Determine which lines contain the word "others", then copy those lines.

Raw data
····················

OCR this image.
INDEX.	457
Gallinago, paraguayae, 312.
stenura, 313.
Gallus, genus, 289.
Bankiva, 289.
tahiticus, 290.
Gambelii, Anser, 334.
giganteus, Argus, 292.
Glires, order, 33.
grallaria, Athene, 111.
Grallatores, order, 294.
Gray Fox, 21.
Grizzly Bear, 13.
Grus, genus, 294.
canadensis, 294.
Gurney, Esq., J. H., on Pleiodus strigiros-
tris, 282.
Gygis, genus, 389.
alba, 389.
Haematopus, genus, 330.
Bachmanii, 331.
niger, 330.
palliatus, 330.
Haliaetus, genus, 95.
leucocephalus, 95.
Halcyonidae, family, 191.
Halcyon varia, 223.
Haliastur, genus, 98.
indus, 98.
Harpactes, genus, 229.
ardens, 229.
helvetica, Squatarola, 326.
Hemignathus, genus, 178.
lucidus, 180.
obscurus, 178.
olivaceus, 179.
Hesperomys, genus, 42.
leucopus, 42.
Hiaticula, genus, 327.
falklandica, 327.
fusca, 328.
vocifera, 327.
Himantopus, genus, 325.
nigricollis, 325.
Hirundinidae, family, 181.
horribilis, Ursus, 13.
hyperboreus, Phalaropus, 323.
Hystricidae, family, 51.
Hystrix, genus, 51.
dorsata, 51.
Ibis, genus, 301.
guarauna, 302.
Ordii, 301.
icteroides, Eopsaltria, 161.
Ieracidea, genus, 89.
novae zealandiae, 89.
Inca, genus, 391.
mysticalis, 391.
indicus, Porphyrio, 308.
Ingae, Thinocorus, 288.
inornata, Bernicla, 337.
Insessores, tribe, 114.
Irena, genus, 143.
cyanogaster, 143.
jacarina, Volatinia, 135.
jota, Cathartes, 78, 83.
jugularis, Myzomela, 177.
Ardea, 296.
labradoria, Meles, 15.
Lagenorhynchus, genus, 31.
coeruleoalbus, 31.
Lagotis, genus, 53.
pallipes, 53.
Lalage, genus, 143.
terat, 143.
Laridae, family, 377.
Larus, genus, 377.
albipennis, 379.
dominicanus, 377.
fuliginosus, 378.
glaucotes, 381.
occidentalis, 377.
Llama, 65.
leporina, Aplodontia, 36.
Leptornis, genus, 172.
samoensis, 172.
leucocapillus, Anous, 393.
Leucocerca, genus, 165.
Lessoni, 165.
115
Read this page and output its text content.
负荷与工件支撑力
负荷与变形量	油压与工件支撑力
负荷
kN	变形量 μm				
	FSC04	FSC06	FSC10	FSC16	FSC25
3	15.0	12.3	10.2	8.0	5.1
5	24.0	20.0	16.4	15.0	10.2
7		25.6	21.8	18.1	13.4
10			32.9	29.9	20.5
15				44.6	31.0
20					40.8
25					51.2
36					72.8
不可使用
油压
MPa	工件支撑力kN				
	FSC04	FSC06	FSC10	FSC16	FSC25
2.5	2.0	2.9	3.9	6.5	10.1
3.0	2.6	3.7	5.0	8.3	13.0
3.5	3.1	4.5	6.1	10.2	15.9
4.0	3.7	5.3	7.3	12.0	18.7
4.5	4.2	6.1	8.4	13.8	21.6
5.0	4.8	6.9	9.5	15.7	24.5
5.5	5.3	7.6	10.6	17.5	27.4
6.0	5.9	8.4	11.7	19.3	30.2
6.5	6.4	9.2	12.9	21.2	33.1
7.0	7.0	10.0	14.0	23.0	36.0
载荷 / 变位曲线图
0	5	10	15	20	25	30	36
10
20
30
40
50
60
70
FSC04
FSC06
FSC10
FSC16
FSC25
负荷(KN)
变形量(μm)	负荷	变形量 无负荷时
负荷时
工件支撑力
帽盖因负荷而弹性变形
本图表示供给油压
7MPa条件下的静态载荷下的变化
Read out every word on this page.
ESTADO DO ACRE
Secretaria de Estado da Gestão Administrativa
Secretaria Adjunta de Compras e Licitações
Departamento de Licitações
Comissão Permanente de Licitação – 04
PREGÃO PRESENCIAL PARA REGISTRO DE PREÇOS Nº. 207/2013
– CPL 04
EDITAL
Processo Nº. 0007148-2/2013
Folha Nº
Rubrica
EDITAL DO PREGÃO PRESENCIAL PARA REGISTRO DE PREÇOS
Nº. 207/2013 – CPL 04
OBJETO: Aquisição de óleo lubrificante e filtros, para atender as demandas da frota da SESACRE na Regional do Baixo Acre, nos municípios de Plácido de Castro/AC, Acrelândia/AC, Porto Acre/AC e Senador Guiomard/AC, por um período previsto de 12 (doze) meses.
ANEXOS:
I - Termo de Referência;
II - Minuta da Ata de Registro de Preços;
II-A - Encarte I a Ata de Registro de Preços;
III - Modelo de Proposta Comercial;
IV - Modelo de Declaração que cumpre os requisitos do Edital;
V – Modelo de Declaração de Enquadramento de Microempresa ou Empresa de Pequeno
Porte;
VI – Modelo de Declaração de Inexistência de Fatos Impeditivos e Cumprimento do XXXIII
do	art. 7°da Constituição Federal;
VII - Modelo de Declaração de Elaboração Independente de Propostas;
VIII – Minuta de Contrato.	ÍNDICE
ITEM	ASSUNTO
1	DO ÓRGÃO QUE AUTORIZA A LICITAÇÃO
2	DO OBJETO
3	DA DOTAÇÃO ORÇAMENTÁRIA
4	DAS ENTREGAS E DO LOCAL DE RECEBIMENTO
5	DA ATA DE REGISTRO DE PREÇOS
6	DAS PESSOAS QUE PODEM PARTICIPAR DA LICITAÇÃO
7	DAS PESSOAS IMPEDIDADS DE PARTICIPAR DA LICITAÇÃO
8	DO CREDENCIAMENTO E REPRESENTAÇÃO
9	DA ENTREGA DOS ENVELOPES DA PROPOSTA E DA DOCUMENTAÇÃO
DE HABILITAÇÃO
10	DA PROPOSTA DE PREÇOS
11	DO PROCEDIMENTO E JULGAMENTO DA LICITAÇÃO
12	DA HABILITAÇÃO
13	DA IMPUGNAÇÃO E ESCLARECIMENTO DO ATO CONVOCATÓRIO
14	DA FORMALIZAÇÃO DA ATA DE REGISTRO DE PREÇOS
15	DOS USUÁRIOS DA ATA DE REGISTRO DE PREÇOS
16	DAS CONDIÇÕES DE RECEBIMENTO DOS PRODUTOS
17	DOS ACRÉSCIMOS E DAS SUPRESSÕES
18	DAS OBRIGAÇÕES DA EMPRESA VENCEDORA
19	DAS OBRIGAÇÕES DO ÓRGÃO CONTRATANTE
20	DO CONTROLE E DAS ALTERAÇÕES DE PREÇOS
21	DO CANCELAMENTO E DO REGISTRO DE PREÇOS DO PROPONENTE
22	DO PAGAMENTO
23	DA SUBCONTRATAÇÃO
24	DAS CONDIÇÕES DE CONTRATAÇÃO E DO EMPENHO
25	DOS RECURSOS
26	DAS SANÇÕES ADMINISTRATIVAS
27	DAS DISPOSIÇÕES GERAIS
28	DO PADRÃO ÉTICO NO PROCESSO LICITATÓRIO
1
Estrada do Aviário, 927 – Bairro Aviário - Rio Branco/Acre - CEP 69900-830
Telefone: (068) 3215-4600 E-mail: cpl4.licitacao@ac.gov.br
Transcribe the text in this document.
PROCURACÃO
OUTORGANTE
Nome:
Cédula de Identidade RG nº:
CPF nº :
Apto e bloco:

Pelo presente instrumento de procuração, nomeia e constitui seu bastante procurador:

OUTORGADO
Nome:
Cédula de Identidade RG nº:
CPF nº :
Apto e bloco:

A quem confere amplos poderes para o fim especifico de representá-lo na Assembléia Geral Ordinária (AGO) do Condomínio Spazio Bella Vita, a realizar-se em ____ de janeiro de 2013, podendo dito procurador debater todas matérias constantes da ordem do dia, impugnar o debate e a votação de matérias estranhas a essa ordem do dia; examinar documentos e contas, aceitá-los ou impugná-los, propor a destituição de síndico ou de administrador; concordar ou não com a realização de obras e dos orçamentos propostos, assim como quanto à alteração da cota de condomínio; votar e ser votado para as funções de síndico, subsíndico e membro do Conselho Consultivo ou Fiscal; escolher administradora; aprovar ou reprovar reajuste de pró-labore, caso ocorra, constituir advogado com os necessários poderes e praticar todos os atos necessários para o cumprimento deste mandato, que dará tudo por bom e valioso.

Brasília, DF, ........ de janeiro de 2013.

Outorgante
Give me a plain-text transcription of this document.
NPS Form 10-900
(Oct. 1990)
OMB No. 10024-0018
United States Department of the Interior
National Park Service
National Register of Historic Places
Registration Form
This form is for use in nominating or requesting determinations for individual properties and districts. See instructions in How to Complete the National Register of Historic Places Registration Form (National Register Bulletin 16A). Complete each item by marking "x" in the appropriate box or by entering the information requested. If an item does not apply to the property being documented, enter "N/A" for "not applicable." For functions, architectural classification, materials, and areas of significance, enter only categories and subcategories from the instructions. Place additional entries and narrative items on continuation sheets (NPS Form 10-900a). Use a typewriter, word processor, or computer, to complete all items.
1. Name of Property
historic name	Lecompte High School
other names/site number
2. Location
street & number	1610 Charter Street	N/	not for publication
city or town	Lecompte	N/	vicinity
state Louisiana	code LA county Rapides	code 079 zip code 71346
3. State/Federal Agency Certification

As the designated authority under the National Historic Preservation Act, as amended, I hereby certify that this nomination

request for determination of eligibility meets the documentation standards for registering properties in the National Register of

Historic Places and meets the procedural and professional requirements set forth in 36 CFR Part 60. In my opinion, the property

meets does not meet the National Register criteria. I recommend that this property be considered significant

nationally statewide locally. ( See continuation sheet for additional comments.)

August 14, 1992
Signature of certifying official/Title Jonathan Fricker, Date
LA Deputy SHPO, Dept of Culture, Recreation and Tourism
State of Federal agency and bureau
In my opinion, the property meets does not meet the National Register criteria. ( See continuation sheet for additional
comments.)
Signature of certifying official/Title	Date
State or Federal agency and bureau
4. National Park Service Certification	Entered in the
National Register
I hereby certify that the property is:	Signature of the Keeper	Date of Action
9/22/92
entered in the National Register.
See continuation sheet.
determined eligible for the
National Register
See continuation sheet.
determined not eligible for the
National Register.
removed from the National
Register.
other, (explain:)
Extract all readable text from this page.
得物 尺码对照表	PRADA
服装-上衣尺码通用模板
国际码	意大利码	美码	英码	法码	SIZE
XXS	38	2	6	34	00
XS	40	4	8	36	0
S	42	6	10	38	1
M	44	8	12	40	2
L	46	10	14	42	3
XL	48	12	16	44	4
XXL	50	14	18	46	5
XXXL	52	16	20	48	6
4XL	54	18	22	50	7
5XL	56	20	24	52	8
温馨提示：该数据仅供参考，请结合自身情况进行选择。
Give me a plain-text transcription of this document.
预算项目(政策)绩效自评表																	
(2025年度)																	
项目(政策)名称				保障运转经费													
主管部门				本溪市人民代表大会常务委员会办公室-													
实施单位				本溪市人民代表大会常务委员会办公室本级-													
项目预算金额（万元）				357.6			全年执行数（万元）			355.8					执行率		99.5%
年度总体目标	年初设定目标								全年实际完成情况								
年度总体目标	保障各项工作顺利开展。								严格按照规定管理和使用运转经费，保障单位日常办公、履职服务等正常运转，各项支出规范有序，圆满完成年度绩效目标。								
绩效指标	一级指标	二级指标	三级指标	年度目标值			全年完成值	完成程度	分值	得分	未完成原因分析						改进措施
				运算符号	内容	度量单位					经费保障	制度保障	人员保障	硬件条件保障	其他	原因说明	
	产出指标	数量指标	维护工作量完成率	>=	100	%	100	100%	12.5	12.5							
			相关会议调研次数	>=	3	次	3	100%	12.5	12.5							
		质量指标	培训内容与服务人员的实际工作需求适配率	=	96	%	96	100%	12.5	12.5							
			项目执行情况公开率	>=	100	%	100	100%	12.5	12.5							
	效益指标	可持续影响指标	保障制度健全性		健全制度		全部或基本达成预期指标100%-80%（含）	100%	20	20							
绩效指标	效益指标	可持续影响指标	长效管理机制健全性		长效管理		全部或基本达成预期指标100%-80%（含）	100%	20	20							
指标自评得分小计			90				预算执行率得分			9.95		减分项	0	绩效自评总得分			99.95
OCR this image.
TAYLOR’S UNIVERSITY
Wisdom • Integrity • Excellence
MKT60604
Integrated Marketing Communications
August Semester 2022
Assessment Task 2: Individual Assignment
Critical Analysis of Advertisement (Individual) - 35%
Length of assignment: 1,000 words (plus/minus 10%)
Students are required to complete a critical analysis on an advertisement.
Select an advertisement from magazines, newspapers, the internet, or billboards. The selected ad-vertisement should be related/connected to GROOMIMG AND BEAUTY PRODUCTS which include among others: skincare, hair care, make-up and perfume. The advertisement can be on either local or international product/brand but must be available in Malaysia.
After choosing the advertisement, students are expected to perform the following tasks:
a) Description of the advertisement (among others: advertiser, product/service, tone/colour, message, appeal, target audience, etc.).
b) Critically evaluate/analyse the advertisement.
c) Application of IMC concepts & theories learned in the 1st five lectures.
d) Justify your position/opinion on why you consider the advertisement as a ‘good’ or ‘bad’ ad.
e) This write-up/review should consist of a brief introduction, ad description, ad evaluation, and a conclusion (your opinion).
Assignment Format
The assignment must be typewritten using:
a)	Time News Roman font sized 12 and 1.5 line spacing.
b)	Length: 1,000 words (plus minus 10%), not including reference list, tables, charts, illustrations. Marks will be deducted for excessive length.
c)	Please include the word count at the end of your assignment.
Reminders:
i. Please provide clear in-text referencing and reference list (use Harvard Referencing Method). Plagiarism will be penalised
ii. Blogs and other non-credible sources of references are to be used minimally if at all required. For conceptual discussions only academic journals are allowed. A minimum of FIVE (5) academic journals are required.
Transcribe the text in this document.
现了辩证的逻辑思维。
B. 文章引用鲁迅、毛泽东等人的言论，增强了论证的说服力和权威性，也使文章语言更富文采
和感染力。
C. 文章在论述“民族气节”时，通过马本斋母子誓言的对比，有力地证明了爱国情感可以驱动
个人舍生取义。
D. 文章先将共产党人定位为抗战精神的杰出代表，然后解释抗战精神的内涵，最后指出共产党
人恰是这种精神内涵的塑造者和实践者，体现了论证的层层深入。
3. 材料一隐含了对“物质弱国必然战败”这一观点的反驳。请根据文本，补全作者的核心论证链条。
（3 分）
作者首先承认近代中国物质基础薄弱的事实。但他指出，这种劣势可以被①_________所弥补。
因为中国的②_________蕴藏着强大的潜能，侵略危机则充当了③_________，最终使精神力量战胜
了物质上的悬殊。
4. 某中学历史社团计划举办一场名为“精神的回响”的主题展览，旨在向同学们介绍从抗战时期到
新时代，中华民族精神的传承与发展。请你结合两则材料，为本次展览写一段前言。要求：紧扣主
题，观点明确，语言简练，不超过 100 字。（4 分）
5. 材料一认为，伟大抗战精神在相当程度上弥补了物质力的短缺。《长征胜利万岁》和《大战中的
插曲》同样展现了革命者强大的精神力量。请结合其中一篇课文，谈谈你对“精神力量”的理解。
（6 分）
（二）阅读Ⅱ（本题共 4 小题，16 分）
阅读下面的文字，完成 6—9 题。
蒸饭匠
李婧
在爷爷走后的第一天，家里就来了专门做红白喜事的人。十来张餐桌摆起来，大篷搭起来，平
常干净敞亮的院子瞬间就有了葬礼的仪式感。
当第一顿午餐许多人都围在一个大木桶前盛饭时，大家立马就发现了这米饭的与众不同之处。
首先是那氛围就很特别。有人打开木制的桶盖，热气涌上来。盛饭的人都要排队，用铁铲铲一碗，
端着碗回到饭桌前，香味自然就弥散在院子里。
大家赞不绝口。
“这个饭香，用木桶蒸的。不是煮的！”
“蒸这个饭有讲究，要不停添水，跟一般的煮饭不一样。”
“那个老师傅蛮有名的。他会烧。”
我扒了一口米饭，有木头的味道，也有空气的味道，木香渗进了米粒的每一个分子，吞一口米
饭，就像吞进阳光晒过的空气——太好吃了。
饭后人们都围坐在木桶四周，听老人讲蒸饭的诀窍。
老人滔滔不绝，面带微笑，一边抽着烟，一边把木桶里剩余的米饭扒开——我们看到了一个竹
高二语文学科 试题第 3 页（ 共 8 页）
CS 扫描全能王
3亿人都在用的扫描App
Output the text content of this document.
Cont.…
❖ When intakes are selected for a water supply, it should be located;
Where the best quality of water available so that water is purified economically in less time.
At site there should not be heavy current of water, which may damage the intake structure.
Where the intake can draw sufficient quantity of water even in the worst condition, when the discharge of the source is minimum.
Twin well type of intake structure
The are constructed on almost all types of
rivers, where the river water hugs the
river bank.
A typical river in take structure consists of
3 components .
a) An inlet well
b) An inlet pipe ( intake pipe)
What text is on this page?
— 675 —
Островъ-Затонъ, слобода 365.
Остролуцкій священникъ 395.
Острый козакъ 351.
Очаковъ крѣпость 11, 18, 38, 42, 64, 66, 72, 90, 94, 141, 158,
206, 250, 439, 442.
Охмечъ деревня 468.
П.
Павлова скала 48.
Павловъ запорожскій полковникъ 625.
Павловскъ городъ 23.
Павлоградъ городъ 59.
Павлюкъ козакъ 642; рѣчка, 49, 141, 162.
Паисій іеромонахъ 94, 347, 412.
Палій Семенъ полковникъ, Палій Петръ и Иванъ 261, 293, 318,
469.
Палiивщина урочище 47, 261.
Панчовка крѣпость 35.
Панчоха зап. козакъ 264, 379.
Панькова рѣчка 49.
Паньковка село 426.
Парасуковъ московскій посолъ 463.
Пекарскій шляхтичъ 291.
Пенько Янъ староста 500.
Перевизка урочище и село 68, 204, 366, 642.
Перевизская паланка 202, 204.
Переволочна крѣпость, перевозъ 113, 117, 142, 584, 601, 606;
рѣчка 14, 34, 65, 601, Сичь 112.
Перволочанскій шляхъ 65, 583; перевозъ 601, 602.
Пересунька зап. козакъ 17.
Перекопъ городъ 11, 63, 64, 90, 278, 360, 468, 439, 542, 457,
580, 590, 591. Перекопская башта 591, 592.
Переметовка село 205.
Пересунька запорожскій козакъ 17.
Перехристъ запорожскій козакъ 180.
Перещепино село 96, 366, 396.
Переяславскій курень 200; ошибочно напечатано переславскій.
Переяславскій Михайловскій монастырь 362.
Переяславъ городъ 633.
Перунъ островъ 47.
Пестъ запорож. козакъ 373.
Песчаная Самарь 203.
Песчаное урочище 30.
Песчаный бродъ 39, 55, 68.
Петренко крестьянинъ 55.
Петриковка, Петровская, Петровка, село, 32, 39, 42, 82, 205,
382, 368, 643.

····················

Correct response
Select an advertisement from magazines, newspapers, the internet, or billboards. The selected ad-vertisement should be related/connected to GROOMIMG AND BEAUTY PRODUCTS which include among others: skincare, hair care, make-up and perfume. The advertisement can be on either local or international product/brand but must be available in Malaysia.
a) Description of the advertisement (among others: advertiser, product/service, tone/colour, message, appeal, target audience, etc.).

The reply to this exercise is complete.